#### THE REQUEST
Reproduce each line of the material exactly, minus any picture.

-- start INPUT DATA --

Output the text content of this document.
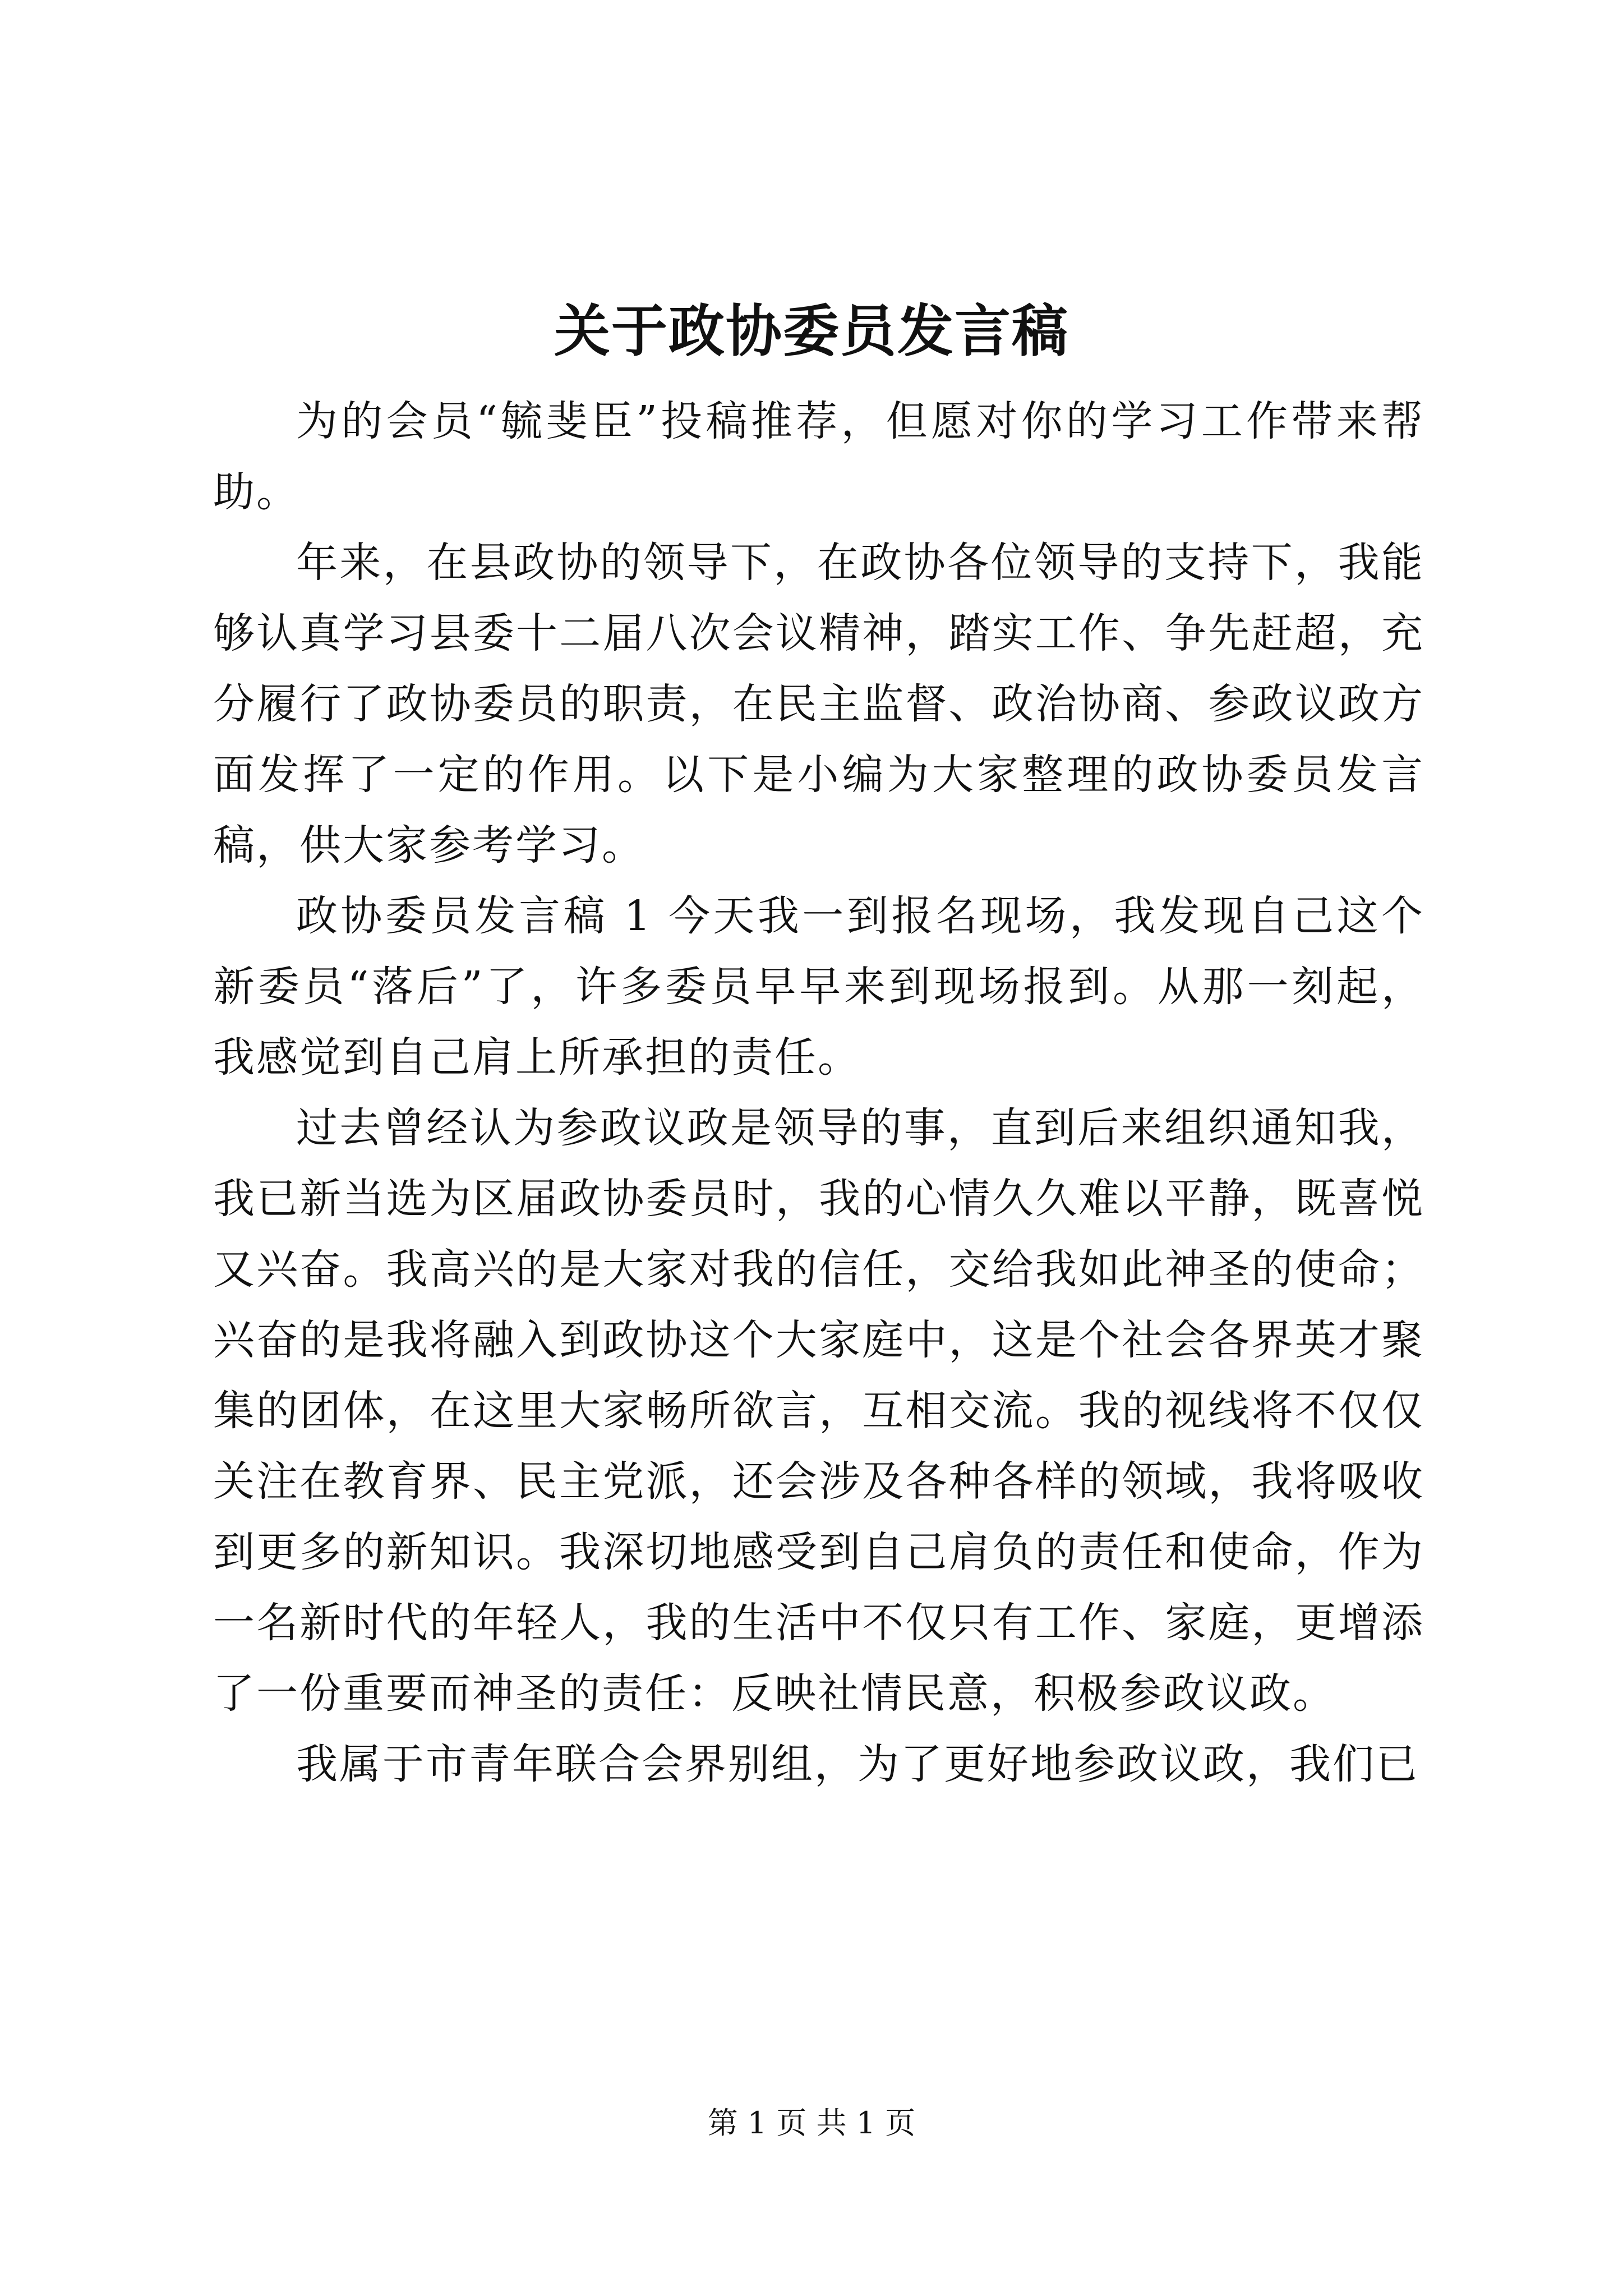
关于政协委员发言稿

为的会员“毓斐臣”投稿推荐，但愿对你的学习工作带来帮助。

年来，在县政协的领导下，在政协各位领导的支持下，我能够认真学习县委十二届八次会议精神，踏实工作、争先赶超，充分履行了政协委员的职责，在民主监督、政治协商、参政议政方面发挥了一定的作用。以下是小编为大家整理的政协委员发言稿，供大家参考学习。

政协委员发言稿 1 今天我一到报名现场，我发现自己这个新委员“落后”了，许多委员早早来到现场报到。从那一刻起，我感觉到自己肩上所承担的责任。

过去曾经认为参政议政是领导的事，直到后来组织通知我，我已新当选为区届政协委员时，我的心情久久难以平静，既喜悦又兴奋。我高兴的是大家对我的信任，交给我如此神圣的使命；兴奋的是我将融入到政协这个大家庭中，这是个社会各界英才聚集的团体，在这里大家畅所欲言，互相交流。我的视线将不仅仅关注在教育界、民主党派，还会涉及各种各样的领域，我将吸收到更多的新知识。我深切地感受到自己肩负的责任和使命，作为一名新时代的年轻人，我的生活中不仅只有工作、家庭，更增添了一份重要而神圣的责任：反映社情民意，积极参政议政。

我属于市青年联合会界别组，为了更好地参政议政，我们已

第 1 页 共 1 页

-- end INPUT DATA --

#### FINISHED ANSWER
Output the text content of this document.
关于政协委员发言稿

为的会员“毓斐臣”投稿推荐，但愿对你的学习工作带来帮助。

年来，在县政协的领导下，在政协各位领导的支持下，我能够认真学习县委十二届八次会议精神，踏实工作、争先赶超，充分履行了政协委员的职责，在民主监督、政治协商、参政议政方面发挥了一定的作用。以下是小编为大家整理的政协委员发言稿，供大家参考学习。

政协委员发言稿 1 今天我一到报名现场，我发现自己这个新委员“落后”了，许多委员早早来到现场报到。从那一刻起，我感觉到自己肩上所承担的责任。

过去曾经认为参政议政是领导的事，直到后来组织通知我，我已新当选为区届政协委员时，我的心情久久难以平静，既喜悦又兴奋。我高兴的是大家对我的信任，交给我如此神圣的使命；兴奋的是我将融入到政协这个大家庭中，这是个社会各界英才聚集的团体，在这里大家畅所欲言，互相交流。我的视线将不仅仅关注在教育界、民主党派，还会涉及各种各样的领域，我将吸收到更多的新知识。我深切地感受到自己肩负的责任和使命，作为一名新时代的年轻人，我的生活中不仅只有工作、家庭，更增添了一份重要而神圣的责任：反映社情民意，积极参政议政。

我属于市青年联合会界别组，为了更好地参政议政，我们已

第 1 页 共 1 页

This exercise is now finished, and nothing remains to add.